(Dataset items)
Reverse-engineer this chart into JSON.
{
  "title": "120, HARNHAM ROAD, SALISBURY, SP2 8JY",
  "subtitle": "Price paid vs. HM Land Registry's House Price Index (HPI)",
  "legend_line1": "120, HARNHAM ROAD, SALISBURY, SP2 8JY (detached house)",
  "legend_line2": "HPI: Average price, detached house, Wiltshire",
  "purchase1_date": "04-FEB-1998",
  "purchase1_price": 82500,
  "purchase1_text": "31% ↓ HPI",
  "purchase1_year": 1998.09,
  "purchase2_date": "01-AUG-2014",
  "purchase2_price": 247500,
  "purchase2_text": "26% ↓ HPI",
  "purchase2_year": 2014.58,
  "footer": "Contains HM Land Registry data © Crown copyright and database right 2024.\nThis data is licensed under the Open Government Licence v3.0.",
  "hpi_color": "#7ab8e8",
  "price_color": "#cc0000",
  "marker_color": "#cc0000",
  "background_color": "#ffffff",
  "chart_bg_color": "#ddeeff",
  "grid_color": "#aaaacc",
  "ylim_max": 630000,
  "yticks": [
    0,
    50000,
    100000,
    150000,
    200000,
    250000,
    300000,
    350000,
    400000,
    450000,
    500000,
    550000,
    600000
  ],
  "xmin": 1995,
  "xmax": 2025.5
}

| JOB |
Copy all the lines, exactly.

| ANSWER TO THIS EXERCISE |
Reverse-engineer this chart into JSON.
{
  "title": "120, HARNHAM ROAD, SALISBURY, SP2 8JY",
  "subtitle": "Price paid vs. HM Land Registry's House Price Index (HPI)",
  "legend_line1": "120, HARNHAM ROAD, SALISBURY, SP2 8JY (detached house)",
  "legend_line2": "HPI: Average price, detached house, Wiltshire",
  "purchase1_date": "04-FEB-1998",
  "purchase1_price": 82500,
  "purchase1_text": "31% ↓ HPI",
  "purchase1_year": 1998.09,
  "purchase2_date": "01-AUG-2014",
  "purchase2_price": 247500,
  "purchase2_text": "26% ↓ HPI",
  "purchase2_year": 2014.58,
  "footer": "Contains HM Land Registry data © Crown copyright and database right 2024.\nThis data is licensed under the Open Government Licence v3.0.",
  "hpi_color": "#7ab8e8",
  "price_color": "#cc0000",
  "marker_color": "#cc0000",
  "background_color": "#ffffff",
  "chart_bg_color": "#ddeeff",
  "grid_color": "#aaaacc",
  "ylim_max": 630000,
  "yticks": [
    0,
    50000,
    100000,
    150000,
    200000,
    250000,
    300000,
    350000,
    400000,
    450000,
    500000,
    550000,
    600000
  ],
  "xmin": 1995,
  "xmax": 2025.5
}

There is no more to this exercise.